What is being asked - Filter the listing below, copying every line in which the word "saja" appears.

Source data -
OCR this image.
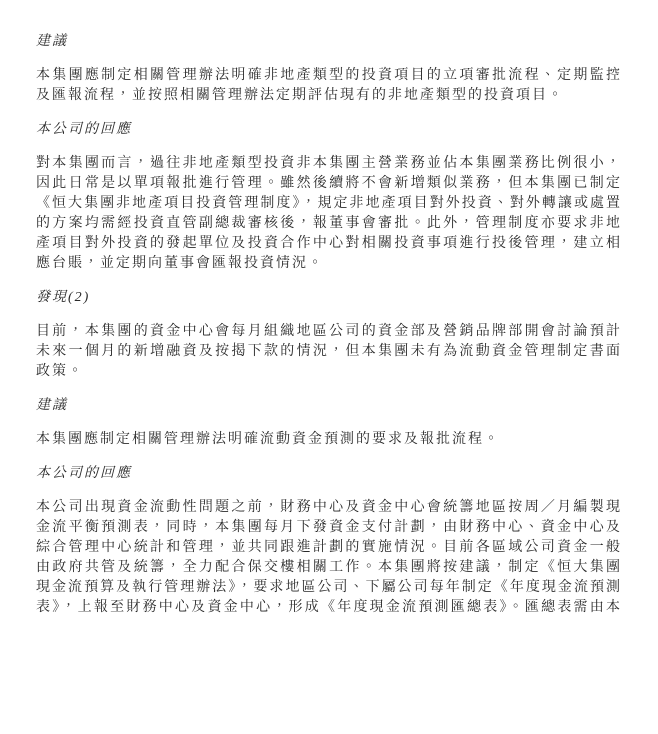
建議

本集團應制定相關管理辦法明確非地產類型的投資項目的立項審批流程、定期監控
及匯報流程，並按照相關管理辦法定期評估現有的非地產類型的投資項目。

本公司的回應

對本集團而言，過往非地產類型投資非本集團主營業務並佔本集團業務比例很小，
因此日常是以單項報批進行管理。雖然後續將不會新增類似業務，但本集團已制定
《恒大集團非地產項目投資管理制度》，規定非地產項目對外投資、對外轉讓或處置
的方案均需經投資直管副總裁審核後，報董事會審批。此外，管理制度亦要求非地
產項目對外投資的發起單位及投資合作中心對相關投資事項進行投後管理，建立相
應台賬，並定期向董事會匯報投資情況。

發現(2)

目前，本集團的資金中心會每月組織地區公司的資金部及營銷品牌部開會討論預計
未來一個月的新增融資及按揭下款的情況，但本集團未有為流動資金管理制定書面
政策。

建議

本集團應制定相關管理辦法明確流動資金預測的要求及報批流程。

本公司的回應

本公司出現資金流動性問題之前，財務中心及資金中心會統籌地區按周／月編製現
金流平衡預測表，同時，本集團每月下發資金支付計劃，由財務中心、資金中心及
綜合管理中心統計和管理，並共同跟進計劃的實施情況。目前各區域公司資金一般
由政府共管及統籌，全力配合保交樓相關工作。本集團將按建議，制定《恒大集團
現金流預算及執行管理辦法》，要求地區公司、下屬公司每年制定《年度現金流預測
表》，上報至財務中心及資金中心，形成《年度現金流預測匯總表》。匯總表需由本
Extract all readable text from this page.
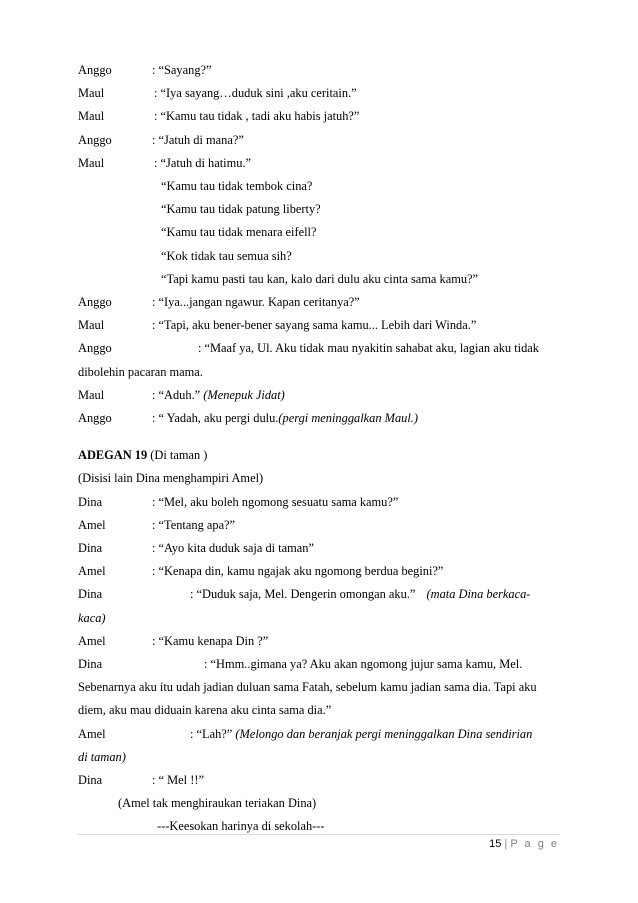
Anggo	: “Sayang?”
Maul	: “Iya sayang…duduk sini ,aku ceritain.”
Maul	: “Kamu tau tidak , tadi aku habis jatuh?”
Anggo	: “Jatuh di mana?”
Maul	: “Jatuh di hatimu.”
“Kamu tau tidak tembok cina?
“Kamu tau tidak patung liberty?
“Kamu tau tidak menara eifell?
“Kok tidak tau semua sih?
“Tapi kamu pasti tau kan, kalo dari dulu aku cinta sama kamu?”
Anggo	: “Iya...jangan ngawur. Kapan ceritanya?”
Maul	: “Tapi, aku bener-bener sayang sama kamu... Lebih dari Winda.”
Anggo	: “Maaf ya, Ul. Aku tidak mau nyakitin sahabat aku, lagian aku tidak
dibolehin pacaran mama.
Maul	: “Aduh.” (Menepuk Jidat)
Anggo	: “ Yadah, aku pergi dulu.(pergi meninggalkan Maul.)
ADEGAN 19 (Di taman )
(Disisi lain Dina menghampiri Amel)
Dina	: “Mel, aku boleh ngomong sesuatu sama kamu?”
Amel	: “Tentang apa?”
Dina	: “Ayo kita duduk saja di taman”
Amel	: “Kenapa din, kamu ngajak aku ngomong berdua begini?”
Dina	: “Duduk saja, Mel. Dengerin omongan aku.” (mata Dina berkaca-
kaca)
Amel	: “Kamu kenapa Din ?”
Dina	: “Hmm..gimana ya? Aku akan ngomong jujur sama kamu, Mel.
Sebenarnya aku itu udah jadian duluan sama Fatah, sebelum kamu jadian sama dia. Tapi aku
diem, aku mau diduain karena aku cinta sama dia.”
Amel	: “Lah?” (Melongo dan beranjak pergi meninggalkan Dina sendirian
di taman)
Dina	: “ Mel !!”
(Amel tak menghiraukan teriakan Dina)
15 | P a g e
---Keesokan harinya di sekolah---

Solution -
Dina	: “Ayo kita duduk saja di taman”
Dina	: “Duduk saja, Mel. Dengerin omongan aku.” (mata Dina berkaca-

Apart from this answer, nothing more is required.